Written instruction:
Produce a word-for-word copy of the listing below without its pictures.

■ ■ ■

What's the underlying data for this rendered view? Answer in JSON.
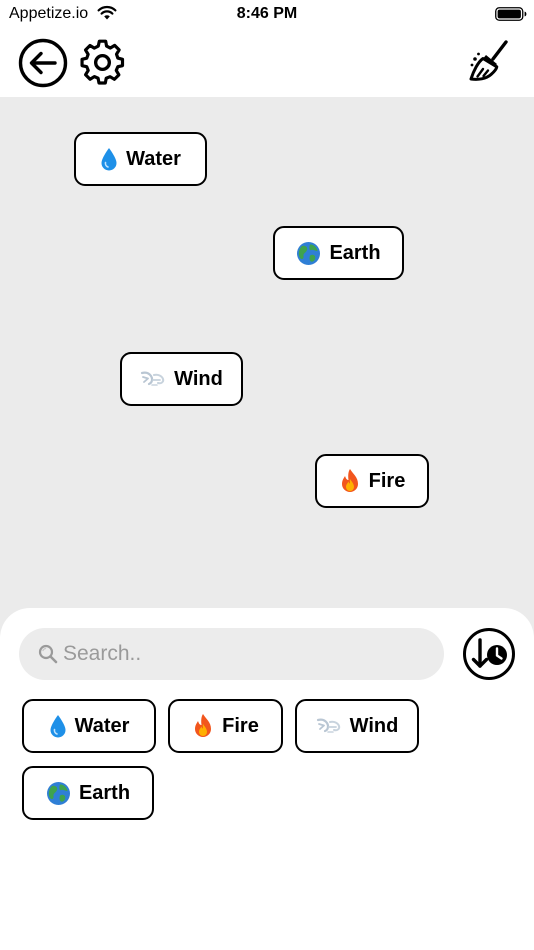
{
  "status_bar": {
    "carrier": "Appetize.io",
    "time": "8:46 PM"
  },
  "toolbar": {
    "icons": [
      "back-arrow-icon",
      "gear-icon",
      "broom-icon"
    ]
  },
  "workspace": {
    "elements": [
      {
        "emoji": "💧",
        "label": "Water"
      },
      {
        "emoji": "🌍",
        "label": "Earth"
      },
      {
        "emoji": "🌬️",
        "label": "Wind"
      },
      {
        "emoji": "🔥",
        "label": "Fire"
      }
    ]
  },
  "search": {
    "placeholder": "Search..",
    "value": ""
  },
  "inventory": {
    "items": [
      {
        "emoji": "💧",
        "label": "Water"
      },
      {
        "emoji": "🔥",
        "label": "Fire"
      },
      {
        "emoji": "🌬️",
        "label": "Wind"
      },
      {
        "emoji": "🌍",
        "label": "Earth"
      }
    ]
  },
  "colors": {
    "workspace_bg": "#ebebeb",
    "search_bg": "#ececec",
    "chip_border": "#000000",
    "water": "#1e90e8",
    "earth_ocean": "#2f7fd6",
    "earth_land": "#3fa34d",
    "fire_outer": "#f2561d",
    "fire_inner": "#ffb000",
    "wind": "#b9c6d3"
  }
}
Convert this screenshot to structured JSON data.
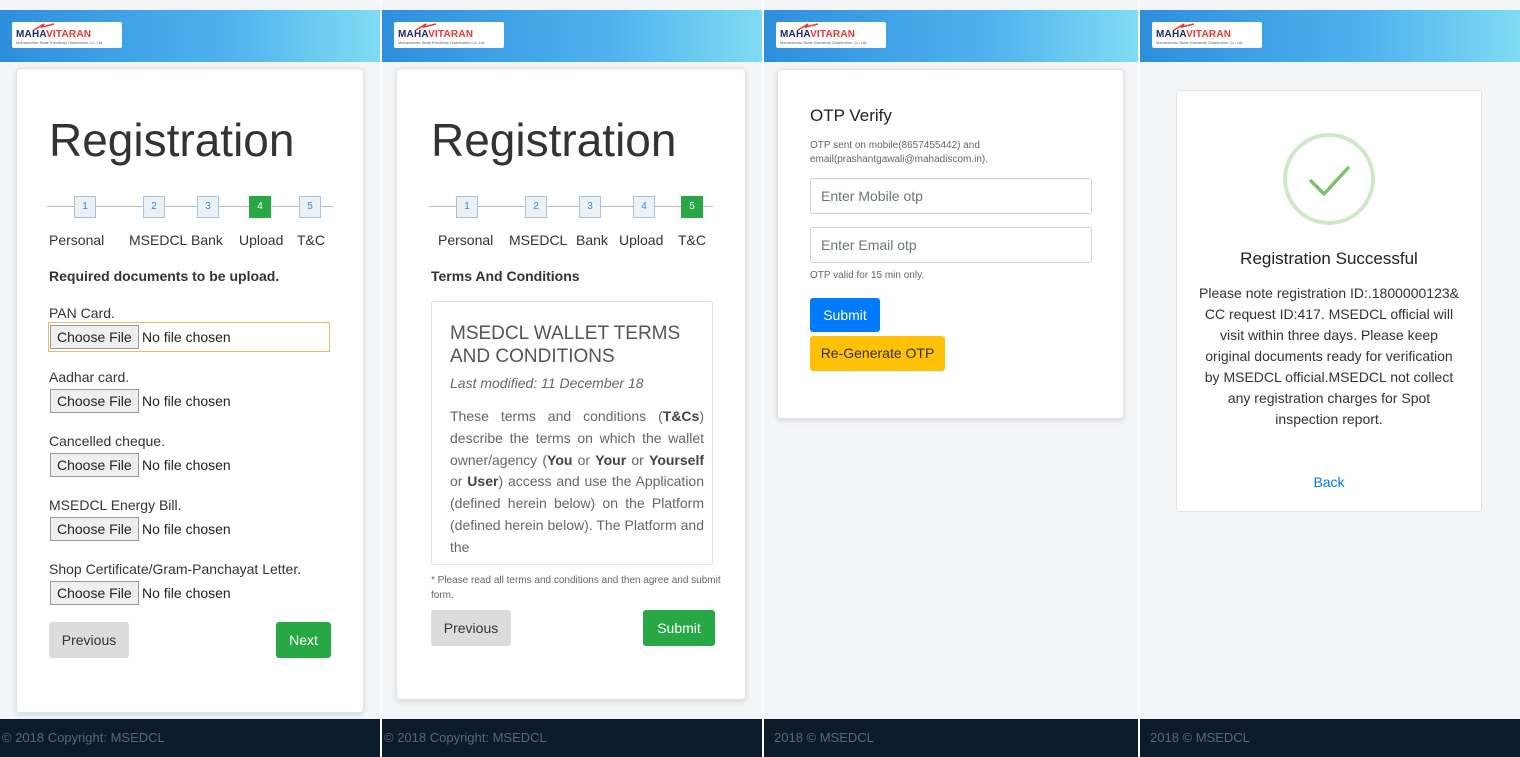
{
  "brand": {
    "logo_text_a": "MAHA",
    "logo_text_b": "VITARAN",
    "logo_tagline": "Maharashtra State Electricity Distribution Co. Ltd."
  },
  "steps": {
    "numbers": [
      "1",
      "2",
      "3",
      "4",
      "5"
    ],
    "labels": [
      "Personal",
      "MSEDCL",
      "Bank",
      "Upload",
      "T&C"
    ]
  },
  "upload": {
    "title": "Registration",
    "heading": "Required documents to be upload.",
    "file_button": "Choose File",
    "no_file": "No file chosen",
    "documents": [
      "PAN Card.",
      "Aadhar card.",
      "Cancelled cheque.",
      "MSEDCL Energy Bill.",
      "Shop Certificate/Gram-Panchayat Letter."
    ],
    "prev_label": "Previous",
    "next_label": "Next",
    "footer": "© 2018 Copyright: MSEDCL"
  },
  "terms": {
    "title": "Registration",
    "heading": "Terms And Conditions",
    "box_title": "MSEDCL WALLET TERMS AND CONDITIONS",
    "last_modified": "Last modified: 11 December 18",
    "body_1": "These terms and conditions (",
    "b_tcs": "T&Cs",
    "body_2": ") describe the terms on which the wallet owner/agency (",
    "b_you": "You",
    "or_1": " or ",
    "b_your": "Your",
    "or_2": " or ",
    "b_yourself": "Yourself",
    "or_3": " or ",
    "b_user": "User",
    "body_3": ") access and use the Application (defined herein below) on the Platform (defined herein below). The Platform and the",
    "note": "* Please read all terms and conditions and then agree and submit form.",
    "prev_label": "Previous",
    "submit_label": "Submit",
    "footer": "© 2018 Copyright: MSEDCL"
  },
  "otp": {
    "title": "OTP Verify",
    "sent_line1": "OTP sent on mobile(8657455442) and",
    "sent_line2": "email(prashantgawali@mahadiscom.in).",
    "mobile_placeholder": "Enter Mobile otp",
    "email_placeholder": "Enter Email otp",
    "validity": "OTP valid for 15 min only.",
    "submit_label": "Submit",
    "regen_label": "Re-Generate OTP",
    "footer": "2018 © MSEDCL"
  },
  "success": {
    "title": "Registration Successful",
    "message": "Please note registration ID:.1800000123& CC request ID:417. MSEDCL official will visit within three days. Please keep original documents ready for verification by MSEDCL official.MSEDCL not collect any registration charges for Spot inspection report.",
    "back_label": "Back",
    "footer": "2018 © MSEDCL",
    "check_icon": "check-circle-icon"
  },
  "colors": {
    "accent_green": "#28a745",
    "accent_blue": "#007bff",
    "accent_yellow": "#ffc107",
    "footer_bg": "#0c1a2e"
  }
}
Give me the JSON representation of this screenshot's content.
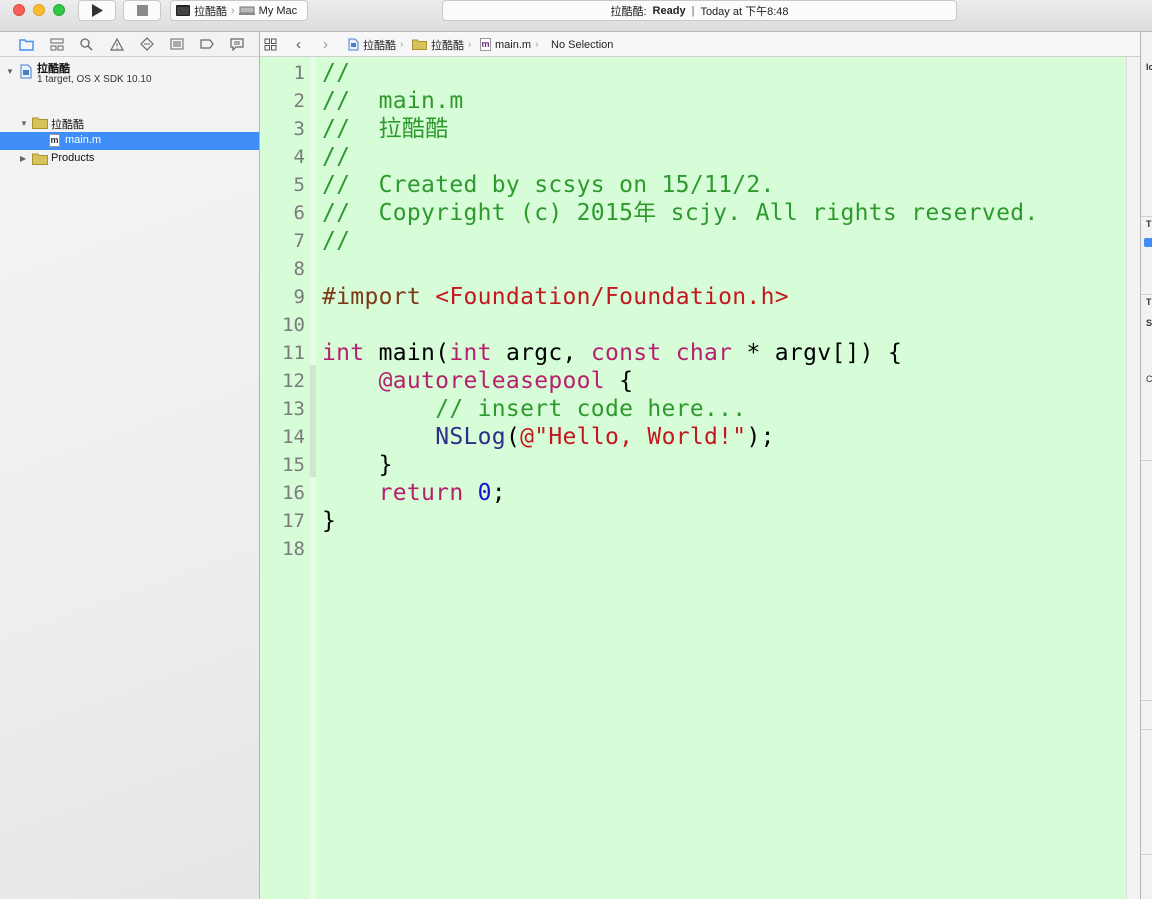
{
  "toolbar": {
    "scheme_target": "拉酷酷",
    "scheme_destination": "My Mac",
    "activity_project": "拉酷酷:",
    "activity_status": "Ready",
    "activity_time": "Today at 下午8:48"
  },
  "navigator": {
    "tabs": [
      "folder-icon",
      "hierarchy-icon",
      "search-icon",
      "warning-icon",
      "test-icon",
      "debug-icon",
      "breakpoint-icon",
      "report-icon"
    ],
    "project_name": "拉酷酷",
    "project_subtitle": "1 target, OS X SDK 10.10",
    "group_name": "拉酷酷",
    "selected_file": "main.m",
    "products_group": "Products"
  },
  "jumpbar": {
    "crumbs": [
      "拉酷酷",
      "拉酷酷",
      "main.m",
      "No Selection"
    ]
  },
  "editor": {
    "lines": [
      {
        "n": "1",
        "text": "//"
      },
      {
        "n": "2",
        "text": "//  main.m"
      },
      {
        "n": "3",
        "text": "//  拉酷酷"
      },
      {
        "n": "4",
        "text": "//"
      },
      {
        "n": "5",
        "text": "//  Created by scsys on 15/11/2."
      },
      {
        "n": "6",
        "text": "//  Copyright (c) 2015年 scjy. All rights reserved."
      },
      {
        "n": "7",
        "text": "//"
      },
      {
        "n": "8",
        "text": ""
      },
      {
        "n": "9",
        "text": "#import <Foundation/Foundation.h>"
      },
      {
        "n": "10",
        "text": ""
      },
      {
        "n": "11",
        "text": "int main(int argc, const char * argv[]) {"
      },
      {
        "n": "12",
        "text": "    @autoreleasepool {"
      },
      {
        "n": "13",
        "text": "        // insert code here..."
      },
      {
        "n": "14",
        "text": "        NSLog(@\"Hello, World!\");"
      },
      {
        "n": "15",
        "text": "    }"
      },
      {
        "n": "16",
        "text": "    return 0;"
      },
      {
        "n": "17",
        "text": "}"
      },
      {
        "n": "18",
        "text": ""
      }
    ]
  },
  "inspector": {
    "labels": [
      "Ic",
      "T",
      "T",
      "S",
      "C"
    ]
  },
  "colors": {
    "editor_background": "#d6fcd8",
    "selection": "#3f8ef8",
    "comment": "#2e9a2e",
    "keyword": "#b7206e",
    "string": "#c2181e",
    "number": "#1c10d2"
  }
}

■ ■ ■

Response to the exercise:
What's the underlying data for this rendered view? Answer in JSON.
{
  "status_bar": {
    "carrier": "Appetize.io",
    "time": "8:46 PM"
  },
  "toolbar": {
    "icons": [
      "back-arrow-icon",
      "gear-icon",
      "broom-icon"
    ]
  },
  "workspace": {
    "elements": [
      {
        "emoji": "💧",
        "label": "Water"
      },
      {
        "emoji": "🌍",
        "label": "Earth"
      },
      {
        "emoji": "🌬️",
        "label": "Wind"
      },
      {
        "emoji": "🔥",
        "label": "Fire"
      }
    ]
  },
  "search": {
    "placeholder": "Search..",
    "value": ""
  },
  "inventory": {
    "items": [
      {
        "emoji": "💧",
        "label": "Water"
      },
      {
        "emoji": "🔥",
        "label": "Fire"
      },
      {
        "emoji": "🌬️",
        "label": "Wind"
      },
      {
        "emoji": "🌍",
        "label": "Earth"
      }
    ]
  },
  "colors": {
    "workspace_bg": "#ebebeb",
    "search_bg": "#ececec",
    "chip_border": "#000000",
    "water": "#1e90e8",
    "earth_ocean": "#2f7fd6",
    "earth_land": "#3fa34d",
    "fire_outer": "#f2561d",
    "fire_inner": "#ffb000",
    "wind": "#b9c6d3"
  }
}
Convert this screenshot to structured JSON data.
{
  "brand": {
    "logo_text_a": "MAHA",
    "logo_text_b": "VITARAN",
    "logo_tagline": "Maharashtra State Electricity Distribution Co. Ltd."
  },
  "steps": {
    "numbers": [
      "1",
      "2",
      "3",
      "4",
      "5"
    ],
    "labels": [
      "Personal",
      "MSEDCL",
      "Bank",
      "Upload",
      "T&C"
    ]
  },
  "upload": {
    "title": "Registration",
    "heading": "Required documents to be upload.",
    "file_button": "Choose File",
    "no_file": "No file chosen",
    "documents": [
      "PAN Card.",
      "Aadhar card.",
      "Cancelled cheque.",
      "MSEDCL Energy Bill.",
      "Shop Certificate/Gram-Panchayat Letter."
    ],
    "prev_label": "Previous",
    "next_label": "Next",
    "footer": "© 2018 Copyright: MSEDCL"
  },
  "terms": {
    "title": "Registration",
    "heading": "Terms And Conditions",
    "box_title": "MSEDCL WALLET TERMS AND CONDITIONS",
    "last_modified": "Last modified: 11 December 18",
    "body_1": "These terms and conditions (",
    "b_tcs": "T&Cs",
    "body_2": ") describe the terms on which the wallet owner/agency (",
    "b_you": "You",
    "or_1": " or ",
    "b_your": "Your",
    "or_2": " or ",
    "b_yourself": "Yourself",
    "or_3": " or ",
    "b_user": "User",
    "body_3": ") access and use the Application (defined herein below) on the Platform (defined herein below). The Platform and the",
    "note": "* Please read all terms and conditions and then agree and submit form.",
    "prev_label": "Previous",
    "submit_label": "Submit",
    "footer": "© 2018 Copyright: MSEDCL"
  },
  "otp": {
    "title": "OTP Verify",
    "sent_line1": "OTP sent on mobile(8657455442) and",
    "sent_line2": "email(prashantgawali@mahadiscom.in).",
    "mobile_placeholder": "Enter Mobile otp",
    "email_placeholder": "Enter Email otp",
    "validity": "OTP valid for 15 min only.",
    "submit_label": "Submit",
    "regen_label": "Re-Generate OTP",
    "footer": "2018 © MSEDCL"
  },
  "success": {
    "title": "Registration Successful",
    "message": "Please note registration ID:.1800000123& CC request ID:417. MSEDCL official will visit within three days. Please keep original documents ready for verification by MSEDCL official.MSEDCL not collect any registration charges for Spot inspection report.",
    "back_label": "Back",
    "footer": "2018 © MSEDCL",
    "check_icon": "check-circle-icon"
  },
  "colors": {
    "accent_green": "#28a745",
    "accent_blue": "#007bff",
    "accent_yellow": "#ffc107",
    "footer_bg": "#0c1a2e"
  }
}
Give me the JSON representation of this screenshot's content.
{
  "toolbar": {
    "scheme_target": "拉酷酷",
    "scheme_destination": "My Mac",
    "activity_project": "拉酷酷:",
    "activity_status": "Ready",
    "activity_time": "Today at 下午8:48"
  },
  "navigator": {
    "tabs": [
      "folder-icon",
      "hierarchy-icon",
      "search-icon",
      "warning-icon",
      "test-icon",
      "debug-icon",
      "breakpoint-icon",
      "report-icon"
    ],
    "project_name": "拉酷酷",
    "project_subtitle": "1 target, OS X SDK 10.10",
    "group_name": "拉酷酷",
    "selected_file": "main.m",
    "products_group": "Products"
  },
  "jumpbar": {
    "crumbs": [
      "拉酷酷",
      "拉酷酷",
      "main.m",
      "No Selection"
    ]
  },
  "editor": {
    "lines": [
      {
        "n": "1",
        "text": "//"
      },
      {
        "n": "2",
        "text": "//  main.m"
      },
      {
        "n": "3",
        "text": "//  拉酷酷"
      },
      {
        "n": "4",
        "text": "//"
      },
      {
        "n": "5",
        "text": "//  Created by scsys on 15/11/2."
      },
      {
        "n": "6",
        "text": "//  Copyright (c) 2015年 scjy. All rights reserved."
      },
      {
        "n": "7",
        "text": "//"
      },
      {
        "n": "8",
        "text": ""
      },
      {
        "n": "9",
        "text": "#import <Foundation/Foundation.h>"
      },
      {
        "n": "10",
        "text": ""
      },
      {
        "n": "11",
        "text": "int main(int argc, const char * argv[]) {"
      },
      {
        "n": "12",
        "text": "    @autoreleasepool {"
      },
      {
        "n": "13",
        "text": "        // insert code here..."
      },
      {
        "n": "14",
        "text": "        NSLog(@\"Hello, World!\");"
      },
      {
        "n": "15",
        "text": "    }"
      },
      {
        "n": "16",
        "text": "    return 0;"
      },
      {
        "n": "17",
        "text": "}"
      },
      {
        "n": "18",
        "text": ""
      }
    ]
  },
  "inspector": {
    "labels": [
      "Ic",
      "T",
      "T",
      "S",
      "C"
    ]
  },
  "colors": {
    "editor_background": "#d6fcd8",
    "selection": "#3f8ef8",
    "comment": "#2e9a2e",
    "keyword": "#b7206e",
    "string": "#c2181e",
    "number": "#1c10d2"
  }
}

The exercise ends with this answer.